## Aim of the exercise
Collect from the data below each line with "record".
******************************
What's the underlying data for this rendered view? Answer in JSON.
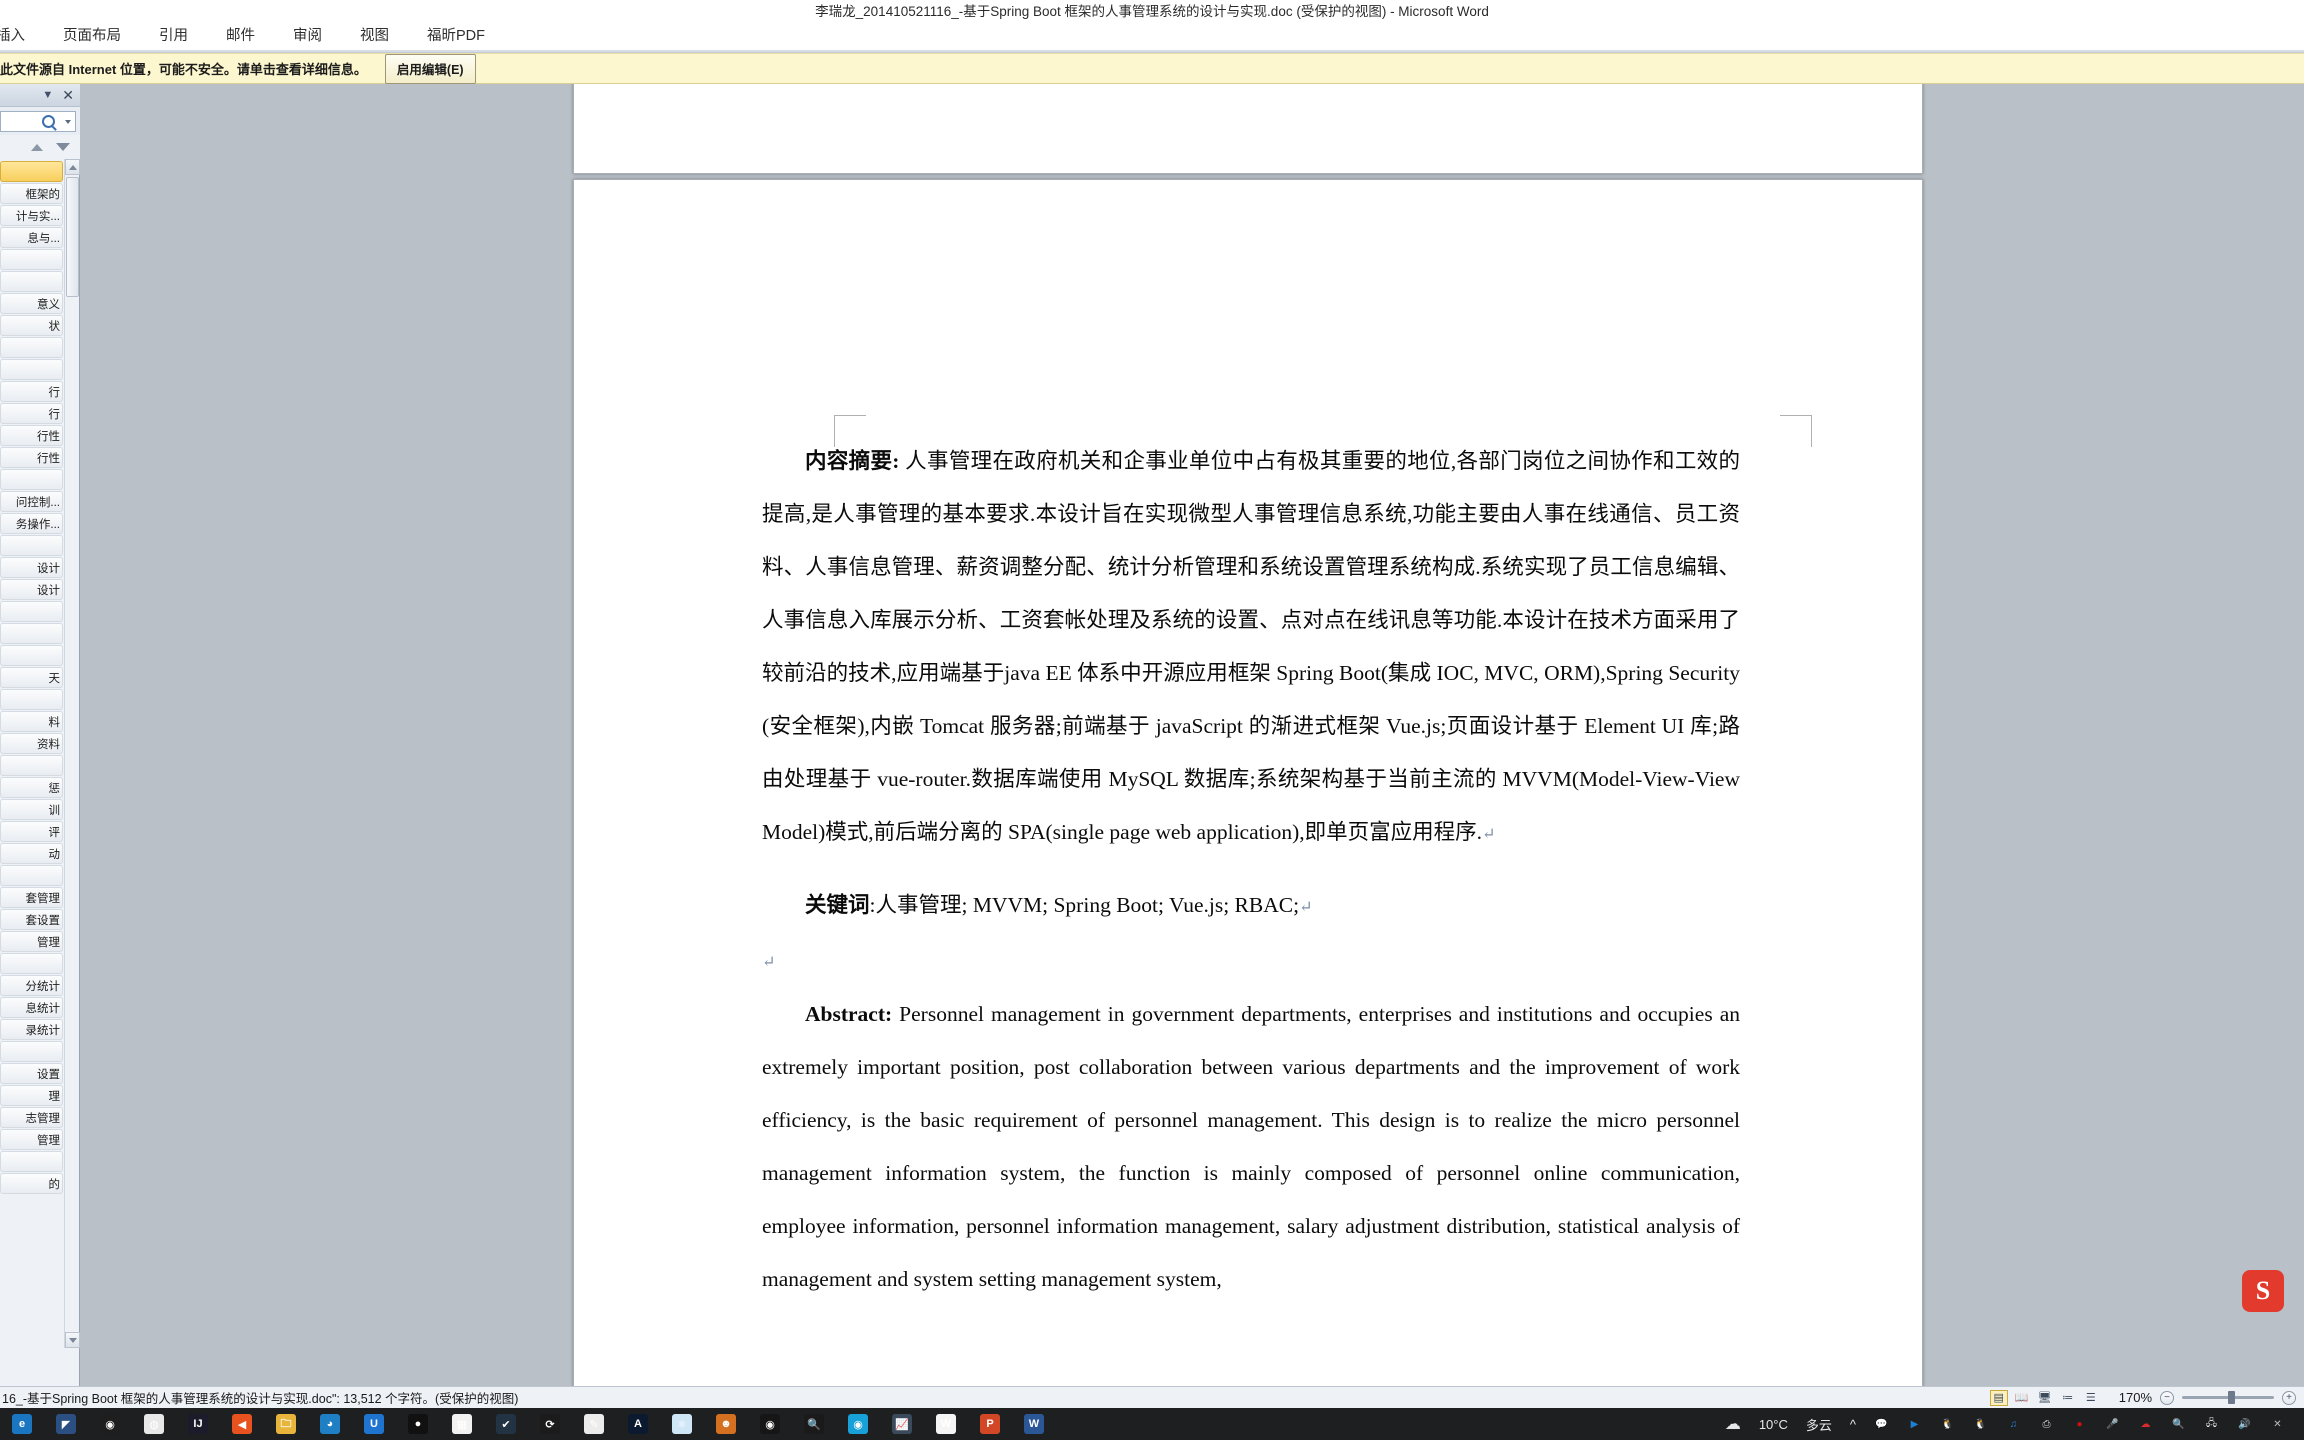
{
  "window": {
    "title": "李瑞龙_201410521116_-基于Spring Boot 框架的人事管理系统的设计与实现.doc (受保护的视图)  -  Microsoft Word"
  },
  "ribbon": {
    "tabs": [
      {
        "label": "插入"
      },
      {
        "label": "页面布局"
      },
      {
        "label": "引用"
      },
      {
        "label": "邮件"
      },
      {
        "label": "审阅"
      },
      {
        "label": "视图"
      },
      {
        "label": "福昕PDF"
      }
    ]
  },
  "protected_view_bar": {
    "message": "此文件源自 Internet 位置，可能不安全。请单击查看详细信息。",
    "enable_edit_label": "启用编辑(E)"
  },
  "navigation_pane": {
    "header": {
      "dropdown_icon": "chevron-down-icon",
      "close_icon": "close-icon"
    },
    "search": {
      "value": "",
      "placeholder": "",
      "icon": "search-icon",
      "dropdown_icon": "caret-down-icon"
    },
    "prev_icon": "triangle-up-icon",
    "next_icon": "triangle-down-icon",
    "items": [
      {
        "label": "",
        "selected": true
      },
      {
        "label": "框架的"
      },
      {
        "label": "计与实..."
      },
      {
        "label": "息与..."
      },
      {
        "label": ""
      },
      {
        "label": ""
      },
      {
        "label": "意义"
      },
      {
        "label": "状"
      },
      {
        "label": ""
      },
      {
        "label": ""
      },
      {
        "label": "行"
      },
      {
        "label": "行"
      },
      {
        "label": "行性"
      },
      {
        "label": "行性"
      },
      {
        "label": ""
      },
      {
        "label": "问控制..."
      },
      {
        "label": "务操作..."
      },
      {
        "label": ""
      },
      {
        "label": "设计"
      },
      {
        "label": "设计"
      },
      {
        "label": ""
      },
      {
        "label": ""
      },
      {
        "label": ""
      },
      {
        "label": "天"
      },
      {
        "label": ""
      },
      {
        "label": "料"
      },
      {
        "label": "资料"
      },
      {
        "label": ""
      },
      {
        "label": "惩"
      },
      {
        "label": "训"
      },
      {
        "label": "评"
      },
      {
        "label": "动"
      },
      {
        "label": ""
      },
      {
        "label": "套管理"
      },
      {
        "label": "套设置"
      },
      {
        "label": "管理"
      },
      {
        "label": ""
      },
      {
        "label": "分统计"
      },
      {
        "label": "息统计"
      },
      {
        "label": "录统计"
      },
      {
        "label": ""
      },
      {
        "label": "设置"
      },
      {
        "label": "理"
      },
      {
        "label": "志管理"
      },
      {
        "label": "管理"
      },
      {
        "label": ""
      },
      {
        "label": "的"
      }
    ]
  },
  "document": {
    "abstract_cn": {
      "lead": "内容摘要:",
      "body": " 人事管理在政府机关和企事业单位中占有极其重要的地位,各部门岗位之间协作和工效的提高,是人事管理的基本要求.本设计旨在实现微型人事管理信息系统,功能主要由人事在线通信、员工资料、人事信息管理、薪资调整分配、统计分析管理和系统设置管理系统构成.系统实现了员工信息编辑、人事信息入库展示分析、工资套帐处理及系统的设置、点对点在线讯息等功能.本设计在技术方面采用了较前沿的技术,应用端基于java EE 体系中开源应用框架 Spring Boot(集成 IOC, MVC, ORM),Spring Security (安全框架),内嵌 Tomcat 服务器;前端基于 javaScript 的渐进式框架 Vue.js;页面设计基于 Element UI 库;路由处理基于 vue-router.数据库端使用 MySQL 数据库;系统架构基于当前主流的 MVVM(Model-View-View Model)模式,前后端分离的 SPA(single page web application),即单页富应用程序."
    },
    "keywords_cn": {
      "lead": "关键词",
      "body": ":人事管理; MVVM; Spring Boot; Vue.js; RBAC;"
    },
    "abstract_en": {
      "lead": "Abstract:",
      "body": " Personnel management in government departments, enterprises and institutions and occupies an extremely important position, post collaboration between various departments and the improvement of work efficiency, is the basic requirement of personnel management. This design is to realize the micro personnel management information system, the function is mainly composed of personnel online communication, employee information, personnel information management, salary adjustment distribution, statistical analysis of management and system setting management system,"
    },
    "pilcrow": "↵"
  },
  "status_bar": {
    "text": "16_-基于Spring Boot 框架的人事管理系统的设计与实现.doc\": 13,512 个字符。(受保护的视图)",
    "zoom": "170%",
    "view_buttons": [
      {
        "name": "print-layout-view",
        "glyph": "▤",
        "active": true
      },
      {
        "name": "full-screen-reading-view",
        "glyph": "📖",
        "active": false
      },
      {
        "name": "web-layout-view",
        "glyph": "🖥",
        "active": false
      },
      {
        "name": "outline-view",
        "glyph": "≔",
        "active": false
      },
      {
        "name": "draft-view",
        "glyph": "☰",
        "active": false
      }
    ],
    "zoom_out_label": "−",
    "zoom_in_label": "+"
  },
  "taskbar": {
    "items": [
      {
        "name": "taskbar-icon-edge-legacy",
        "glyph": "e",
        "color": "#1b76c2",
        "running": false
      },
      {
        "name": "taskbar-icon-blue-bird",
        "glyph": "◤",
        "color": "#2a4f80",
        "running": false
      },
      {
        "name": "taskbar-icon-green-globe",
        "glyph": "◉",
        "color": "#1e1e1e",
        "running": false
      },
      {
        "name": "taskbar-icon-chrome",
        "glyph": "◍",
        "color": "#e8e8e8",
        "running": true
      },
      {
        "name": "taskbar-icon-intellij-idea",
        "glyph": "IJ",
        "color": "#1b1b2b",
        "running": false
      },
      {
        "name": "taskbar-icon-orange-arrow",
        "glyph": "◀",
        "color": "#e8521f",
        "running": true
      },
      {
        "name": "taskbar-icon-file-explorer",
        "glyph": "🗀",
        "color": "#e8b53a",
        "running": true
      },
      {
        "name": "taskbar-icon-blue-drop",
        "glyph": "◕",
        "color": "#1f7fc4",
        "running": false
      },
      {
        "name": "taskbar-icon-u-app",
        "glyph": "U",
        "color": "#1f74d0",
        "running": true
      },
      {
        "name": "taskbar-icon-record-red",
        "glyph": "●",
        "color": "#111111",
        "running": false
      },
      {
        "name": "taskbar-icon-calendar",
        "glyph": "▦",
        "color": "#f2f2f2",
        "running": false
      },
      {
        "name": "taskbar-icon-green-check",
        "glyph": "✔",
        "color": "#223344",
        "running": false
      },
      {
        "name": "taskbar-icon-sync-green",
        "glyph": "⟳",
        "color": "#1b1b1b",
        "running": false
      },
      {
        "name": "taskbar-icon-paint",
        "glyph": "✎",
        "color": "#ececec",
        "running": false
      },
      {
        "name": "taskbar-icon-acrobat",
        "glyph": "A",
        "color": "#0b1a2e",
        "running": false
      },
      {
        "name": "taskbar-icon-atom-blue",
        "glyph": "⚛",
        "color": "#cfe6f7",
        "running": false
      },
      {
        "name": "taskbar-icon-avatar-person",
        "glyph": "☻",
        "color": "#d4701f",
        "running": true,
        "active": true
      },
      {
        "name": "taskbar-icon-obs-record",
        "glyph": "◉",
        "color": "#161616",
        "running": false
      },
      {
        "name": "taskbar-icon-search-orange",
        "glyph": "🔍",
        "color": "#1a1a1a",
        "running": true
      },
      {
        "name": "taskbar-icon-edge-chromium",
        "glyph": "◉",
        "color": "#18a0d8",
        "running": true
      },
      {
        "name": "taskbar-icon-chart-app",
        "glyph": "📈",
        "color": "#3a4a5a",
        "running": false
      },
      {
        "name": "taskbar-icon-wps-writer",
        "glyph": "W",
        "color": "#f5f5f5",
        "running": true
      },
      {
        "name": "taskbar-icon-powerpoint",
        "glyph": "P",
        "color": "#d24726",
        "running": true
      },
      {
        "name": "taskbar-icon-word",
        "glyph": "W",
        "color": "#2b5797",
        "running": true,
        "active": false
      }
    ],
    "tray": {
      "weather_icon": "cloud-icon",
      "temperature": "10°C",
      "weather_text": "多云",
      "expand_icon": "chevron-up-icon",
      "icons": [
        {
          "name": "tray-icon-wechat",
          "glyph": "💬",
          "color": "#2aae42"
        },
        {
          "name": "tray-icon-media-player",
          "glyph": "▶",
          "color": "#1f7fd4"
        },
        {
          "name": "tray-icon-qq-1",
          "glyph": "🐧",
          "color": "#c22424"
        },
        {
          "name": "tray-icon-qq-2",
          "glyph": "🐧",
          "color": "#c22424"
        },
        {
          "name": "tray-icon-qq-music",
          "glyph": "♫",
          "color": "#2a7fd0"
        },
        {
          "name": "tray-icon-usb-eject",
          "glyph": "⎙",
          "color": "#d8d8d8"
        },
        {
          "name": "tray-icon-record",
          "glyph": "●",
          "color": "#cc1111"
        },
        {
          "name": "tray-icon-microphone",
          "glyph": "🎤",
          "color": "#dddddd"
        },
        {
          "name": "tray-icon-cloud-red",
          "glyph": "☁",
          "color": "#d92b2b"
        },
        {
          "name": "tray-icon-search-orange",
          "glyph": "🔍",
          "color": "#e08010"
        },
        {
          "name": "tray-icon-network",
          "glyph": "🖧",
          "color": "#e0e0e0"
        },
        {
          "name": "tray-icon-volume",
          "glyph": "🔊",
          "color": "#e0e0e0"
        },
        {
          "name": "tray-icon-close-x",
          "glyph": "✕",
          "color": "#bbbbbb"
        }
      ]
    }
  },
  "floating_widget": {
    "label": "S"
  },
  "colors": {
    "warn_bar": "#fdf7cf",
    "selection": "#f8cf5e",
    "desktop_gray": "#b9c0c8",
    "taskbar": "#1d1f21",
    "accent_red": "#e23b2e"
  }
}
******************************
## Result of the exercise
        "name": "taskbar-icon-record-red",
        "name": "taskbar-icon-obs-record",
          "name": "tray-icon-record",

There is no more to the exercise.